++++ Items ++++
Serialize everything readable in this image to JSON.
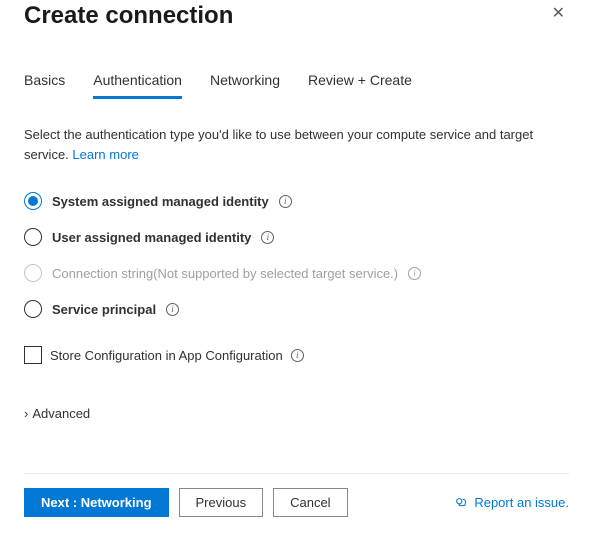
{
  "header": {
    "title": "Create connection"
  },
  "tabs": {
    "items": [
      {
        "label": "Basics"
      },
      {
        "label": "Authentication"
      },
      {
        "label": "Networking"
      },
      {
        "label": "Review + Create"
      }
    ],
    "active_index": 1
  },
  "description": {
    "text": "Select the authentication type you'd like to use between your compute service and target service. ",
    "link": "Learn more"
  },
  "auth_options": [
    {
      "label": "System assigned managed identity",
      "selected": true,
      "disabled": false,
      "hint": ""
    },
    {
      "label": "User assigned managed identity",
      "selected": false,
      "disabled": false,
      "hint": ""
    },
    {
      "label": "Connection string",
      "selected": false,
      "disabled": true,
      "hint": "(Not supported by selected target service.)"
    },
    {
      "label": "Service principal",
      "selected": false,
      "disabled": false,
      "hint": ""
    }
  ],
  "checkbox": {
    "label": "Store Configuration in App Configuration",
    "checked": false
  },
  "advanced": {
    "label": "Advanced"
  },
  "footer": {
    "next": "Next : Networking",
    "prev": "Previous",
    "cancel": "Cancel",
    "report": "Report an issue."
  }
}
++++
▶ _Task_
Write out the listing word for word, omitting the pictures it holds.

▶ _Answer to the problem_
Serialize everything readable in this image to JSON.
{
  "header": {
    "title": "Create connection"
  },
  "tabs": {
    "items": [
      {
        "label": "Basics"
      },
      {
        "label": "Authentication"
      },
      {
        "label": "Networking"
      },
      {
        "label": "Review + Create"
      }
    ],
    "active_index": 1
  },
  "description": {
    "text": "Select the authentication type you'd like to use between your compute service and target service. ",
    "link": "Learn more"
  },
  "auth_options": [
    {
      "label": "System assigned managed identity",
      "selected": true,
      "disabled": false,
      "hint": ""
    },
    {
      "label": "User assigned managed identity",
      "selected": false,
      "disabled": false,
      "hint": ""
    },
    {
      "label": "Connection string",
      "selected": false,
      "disabled": true,
      "hint": "(Not supported by selected target service.)"
    },
    {
      "label": "Service principal",
      "selected": false,
      "disabled": false,
      "hint": ""
    }
  ],
  "checkbox": {
    "label": "Store Configuration in App Configuration",
    "checked": false
  },
  "advanced": {
    "label": "Advanced"
  },
  "footer": {
    "next": "Next : Networking",
    "prev": "Previous",
    "cancel": "Cancel",
    "report": "Report an issue."
  }
}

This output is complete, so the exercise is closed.